[Extracted records]
****************************************
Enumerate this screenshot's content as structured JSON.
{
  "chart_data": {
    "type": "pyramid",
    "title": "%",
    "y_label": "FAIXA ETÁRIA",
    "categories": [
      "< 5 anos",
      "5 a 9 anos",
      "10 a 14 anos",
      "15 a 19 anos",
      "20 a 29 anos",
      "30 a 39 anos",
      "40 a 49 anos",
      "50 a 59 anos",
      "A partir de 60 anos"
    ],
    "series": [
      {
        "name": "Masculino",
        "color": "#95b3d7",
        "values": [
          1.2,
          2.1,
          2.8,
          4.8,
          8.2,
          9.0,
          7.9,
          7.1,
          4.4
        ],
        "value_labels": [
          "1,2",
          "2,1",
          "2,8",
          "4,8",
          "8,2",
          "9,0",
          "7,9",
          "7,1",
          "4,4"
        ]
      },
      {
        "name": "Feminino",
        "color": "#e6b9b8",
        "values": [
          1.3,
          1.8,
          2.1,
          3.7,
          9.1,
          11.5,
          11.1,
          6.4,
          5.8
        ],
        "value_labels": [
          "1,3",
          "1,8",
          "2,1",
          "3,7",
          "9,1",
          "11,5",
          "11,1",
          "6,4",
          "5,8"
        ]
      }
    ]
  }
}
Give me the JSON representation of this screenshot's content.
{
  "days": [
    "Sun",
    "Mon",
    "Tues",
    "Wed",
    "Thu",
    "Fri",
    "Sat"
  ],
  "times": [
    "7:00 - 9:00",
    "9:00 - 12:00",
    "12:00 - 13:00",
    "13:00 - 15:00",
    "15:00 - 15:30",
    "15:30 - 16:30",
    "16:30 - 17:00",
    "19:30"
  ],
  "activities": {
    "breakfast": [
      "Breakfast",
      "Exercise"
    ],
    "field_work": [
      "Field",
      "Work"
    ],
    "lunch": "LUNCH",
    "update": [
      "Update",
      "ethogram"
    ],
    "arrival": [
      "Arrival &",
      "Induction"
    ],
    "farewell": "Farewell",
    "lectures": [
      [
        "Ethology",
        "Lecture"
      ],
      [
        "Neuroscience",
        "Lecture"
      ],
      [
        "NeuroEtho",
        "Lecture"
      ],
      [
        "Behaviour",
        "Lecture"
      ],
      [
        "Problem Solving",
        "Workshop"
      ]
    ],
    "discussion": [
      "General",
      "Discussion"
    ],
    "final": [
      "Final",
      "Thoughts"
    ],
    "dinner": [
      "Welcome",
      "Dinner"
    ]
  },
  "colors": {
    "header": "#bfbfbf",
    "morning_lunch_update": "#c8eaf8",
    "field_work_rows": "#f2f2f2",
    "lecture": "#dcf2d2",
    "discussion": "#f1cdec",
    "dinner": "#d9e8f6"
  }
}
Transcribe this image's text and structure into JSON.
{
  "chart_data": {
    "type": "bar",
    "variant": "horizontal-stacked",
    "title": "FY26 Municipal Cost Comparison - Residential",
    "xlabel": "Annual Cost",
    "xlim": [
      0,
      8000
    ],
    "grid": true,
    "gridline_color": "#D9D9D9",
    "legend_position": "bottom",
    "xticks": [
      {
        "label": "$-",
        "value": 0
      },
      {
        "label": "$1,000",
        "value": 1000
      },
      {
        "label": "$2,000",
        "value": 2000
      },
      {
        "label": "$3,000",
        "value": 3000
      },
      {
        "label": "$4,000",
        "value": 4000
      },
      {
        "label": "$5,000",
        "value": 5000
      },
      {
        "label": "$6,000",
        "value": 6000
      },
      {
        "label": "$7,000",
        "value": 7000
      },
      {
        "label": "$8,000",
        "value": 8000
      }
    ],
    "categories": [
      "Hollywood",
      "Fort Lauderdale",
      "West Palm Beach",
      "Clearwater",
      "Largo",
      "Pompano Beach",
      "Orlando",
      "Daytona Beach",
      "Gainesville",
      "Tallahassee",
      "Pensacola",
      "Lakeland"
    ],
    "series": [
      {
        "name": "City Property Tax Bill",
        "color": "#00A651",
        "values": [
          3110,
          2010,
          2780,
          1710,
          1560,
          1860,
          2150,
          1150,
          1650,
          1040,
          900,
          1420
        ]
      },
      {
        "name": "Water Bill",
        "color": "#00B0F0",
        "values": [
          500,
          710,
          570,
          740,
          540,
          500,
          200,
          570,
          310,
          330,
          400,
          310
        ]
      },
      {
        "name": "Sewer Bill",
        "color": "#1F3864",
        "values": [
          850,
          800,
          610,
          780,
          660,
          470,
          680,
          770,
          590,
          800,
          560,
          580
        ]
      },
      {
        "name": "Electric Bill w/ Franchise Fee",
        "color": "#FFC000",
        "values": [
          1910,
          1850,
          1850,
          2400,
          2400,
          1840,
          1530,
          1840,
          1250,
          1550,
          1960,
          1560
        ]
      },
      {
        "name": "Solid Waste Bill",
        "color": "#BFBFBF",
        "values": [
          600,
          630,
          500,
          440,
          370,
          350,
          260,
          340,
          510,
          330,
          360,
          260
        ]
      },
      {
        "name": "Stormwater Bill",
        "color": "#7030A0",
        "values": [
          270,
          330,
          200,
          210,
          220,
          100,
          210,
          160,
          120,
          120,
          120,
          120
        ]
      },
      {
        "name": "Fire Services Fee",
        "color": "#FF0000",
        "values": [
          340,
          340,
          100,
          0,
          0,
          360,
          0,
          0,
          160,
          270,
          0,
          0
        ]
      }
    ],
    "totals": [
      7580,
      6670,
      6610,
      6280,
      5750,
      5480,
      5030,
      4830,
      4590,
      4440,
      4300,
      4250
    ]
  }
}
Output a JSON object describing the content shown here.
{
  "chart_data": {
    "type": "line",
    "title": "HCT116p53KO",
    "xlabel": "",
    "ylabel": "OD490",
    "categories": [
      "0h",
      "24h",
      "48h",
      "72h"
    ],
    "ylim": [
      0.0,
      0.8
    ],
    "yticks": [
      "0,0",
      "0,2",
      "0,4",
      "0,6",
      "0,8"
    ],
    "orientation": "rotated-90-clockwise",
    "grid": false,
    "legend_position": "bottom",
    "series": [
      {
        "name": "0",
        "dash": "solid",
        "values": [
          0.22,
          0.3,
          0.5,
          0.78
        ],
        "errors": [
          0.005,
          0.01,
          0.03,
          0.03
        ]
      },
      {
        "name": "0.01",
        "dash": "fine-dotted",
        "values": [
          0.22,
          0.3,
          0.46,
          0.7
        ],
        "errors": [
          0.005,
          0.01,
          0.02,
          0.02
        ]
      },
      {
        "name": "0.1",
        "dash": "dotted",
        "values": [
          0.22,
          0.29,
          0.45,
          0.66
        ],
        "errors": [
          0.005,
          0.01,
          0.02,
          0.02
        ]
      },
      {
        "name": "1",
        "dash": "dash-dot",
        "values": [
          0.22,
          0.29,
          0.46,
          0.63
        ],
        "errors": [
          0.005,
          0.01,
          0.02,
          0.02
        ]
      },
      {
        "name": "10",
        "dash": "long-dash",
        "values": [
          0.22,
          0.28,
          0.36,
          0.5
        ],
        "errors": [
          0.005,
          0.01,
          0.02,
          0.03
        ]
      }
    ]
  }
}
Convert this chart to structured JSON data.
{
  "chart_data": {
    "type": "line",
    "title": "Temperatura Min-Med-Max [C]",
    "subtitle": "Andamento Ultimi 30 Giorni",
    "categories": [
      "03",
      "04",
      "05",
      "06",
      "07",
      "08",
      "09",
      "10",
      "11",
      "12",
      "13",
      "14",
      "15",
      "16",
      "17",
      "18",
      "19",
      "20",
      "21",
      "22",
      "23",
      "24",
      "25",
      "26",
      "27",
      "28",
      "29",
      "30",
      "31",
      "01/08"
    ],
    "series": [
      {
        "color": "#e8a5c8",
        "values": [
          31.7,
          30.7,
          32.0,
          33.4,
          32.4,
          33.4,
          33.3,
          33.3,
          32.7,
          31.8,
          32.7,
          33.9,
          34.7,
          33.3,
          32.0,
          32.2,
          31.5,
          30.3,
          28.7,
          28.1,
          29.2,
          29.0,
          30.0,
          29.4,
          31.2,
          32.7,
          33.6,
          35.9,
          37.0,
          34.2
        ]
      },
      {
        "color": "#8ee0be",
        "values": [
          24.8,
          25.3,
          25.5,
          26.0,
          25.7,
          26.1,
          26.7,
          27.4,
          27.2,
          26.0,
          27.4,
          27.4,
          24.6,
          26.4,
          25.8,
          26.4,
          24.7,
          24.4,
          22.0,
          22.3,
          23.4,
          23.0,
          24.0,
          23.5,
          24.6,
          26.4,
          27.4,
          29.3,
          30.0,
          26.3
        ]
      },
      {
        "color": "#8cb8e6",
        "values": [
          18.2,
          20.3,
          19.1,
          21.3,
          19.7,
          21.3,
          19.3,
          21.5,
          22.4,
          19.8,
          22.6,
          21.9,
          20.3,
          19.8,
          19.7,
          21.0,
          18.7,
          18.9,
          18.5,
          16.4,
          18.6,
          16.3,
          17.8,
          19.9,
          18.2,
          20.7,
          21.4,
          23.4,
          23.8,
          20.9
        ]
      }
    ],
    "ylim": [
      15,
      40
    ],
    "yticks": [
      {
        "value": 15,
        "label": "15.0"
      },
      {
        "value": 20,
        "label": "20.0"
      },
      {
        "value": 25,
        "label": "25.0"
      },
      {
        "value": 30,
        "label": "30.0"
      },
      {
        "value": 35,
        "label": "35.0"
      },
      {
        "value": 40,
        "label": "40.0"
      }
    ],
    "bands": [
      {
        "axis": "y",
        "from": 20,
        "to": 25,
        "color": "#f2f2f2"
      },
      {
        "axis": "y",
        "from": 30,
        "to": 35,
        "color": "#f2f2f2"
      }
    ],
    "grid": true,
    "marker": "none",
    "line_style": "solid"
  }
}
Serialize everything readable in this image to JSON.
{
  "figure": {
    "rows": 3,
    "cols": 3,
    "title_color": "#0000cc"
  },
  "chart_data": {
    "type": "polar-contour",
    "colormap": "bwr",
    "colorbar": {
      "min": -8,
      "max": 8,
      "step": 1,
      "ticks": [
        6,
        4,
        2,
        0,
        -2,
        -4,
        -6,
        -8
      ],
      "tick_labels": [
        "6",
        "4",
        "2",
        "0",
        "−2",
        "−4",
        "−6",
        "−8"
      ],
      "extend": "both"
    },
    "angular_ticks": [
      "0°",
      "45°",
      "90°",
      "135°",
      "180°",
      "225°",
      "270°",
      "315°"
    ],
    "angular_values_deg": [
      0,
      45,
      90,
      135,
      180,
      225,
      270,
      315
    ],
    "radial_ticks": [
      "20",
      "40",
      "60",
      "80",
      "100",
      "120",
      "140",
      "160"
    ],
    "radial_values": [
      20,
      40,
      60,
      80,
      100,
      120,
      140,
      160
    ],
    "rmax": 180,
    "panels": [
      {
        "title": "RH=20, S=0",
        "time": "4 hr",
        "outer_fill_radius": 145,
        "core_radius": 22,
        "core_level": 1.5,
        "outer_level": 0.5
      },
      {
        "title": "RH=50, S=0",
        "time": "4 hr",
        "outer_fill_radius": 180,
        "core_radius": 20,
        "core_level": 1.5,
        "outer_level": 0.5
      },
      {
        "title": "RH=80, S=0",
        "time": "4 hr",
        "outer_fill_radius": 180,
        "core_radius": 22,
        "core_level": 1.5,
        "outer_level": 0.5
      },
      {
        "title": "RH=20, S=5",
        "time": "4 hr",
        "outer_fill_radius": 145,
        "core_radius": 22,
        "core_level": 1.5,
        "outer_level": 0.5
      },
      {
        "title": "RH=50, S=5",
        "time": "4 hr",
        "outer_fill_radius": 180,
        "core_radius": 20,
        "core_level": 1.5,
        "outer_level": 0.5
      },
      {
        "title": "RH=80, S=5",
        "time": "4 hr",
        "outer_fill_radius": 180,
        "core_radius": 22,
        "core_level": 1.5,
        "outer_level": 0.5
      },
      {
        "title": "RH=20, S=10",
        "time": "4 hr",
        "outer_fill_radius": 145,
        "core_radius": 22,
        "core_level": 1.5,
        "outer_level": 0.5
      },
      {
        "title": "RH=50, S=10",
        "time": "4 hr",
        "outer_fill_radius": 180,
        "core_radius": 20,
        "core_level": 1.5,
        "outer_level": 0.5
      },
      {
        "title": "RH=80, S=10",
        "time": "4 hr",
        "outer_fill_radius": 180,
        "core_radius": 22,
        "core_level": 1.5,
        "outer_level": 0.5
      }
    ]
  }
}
****************************************
__Challenge__
Where a line of the records above holds the word "Bill", copy that line.

__Final answer__
        "name": "City Property Tax Bill",
        "name": "Water Bill",
        "name": "Sewer Bill",
        "name": "Electric Bill w/ Franchise Fee",
        "name": "Solid Waste Bill",
        "name": "Stormwater Bill",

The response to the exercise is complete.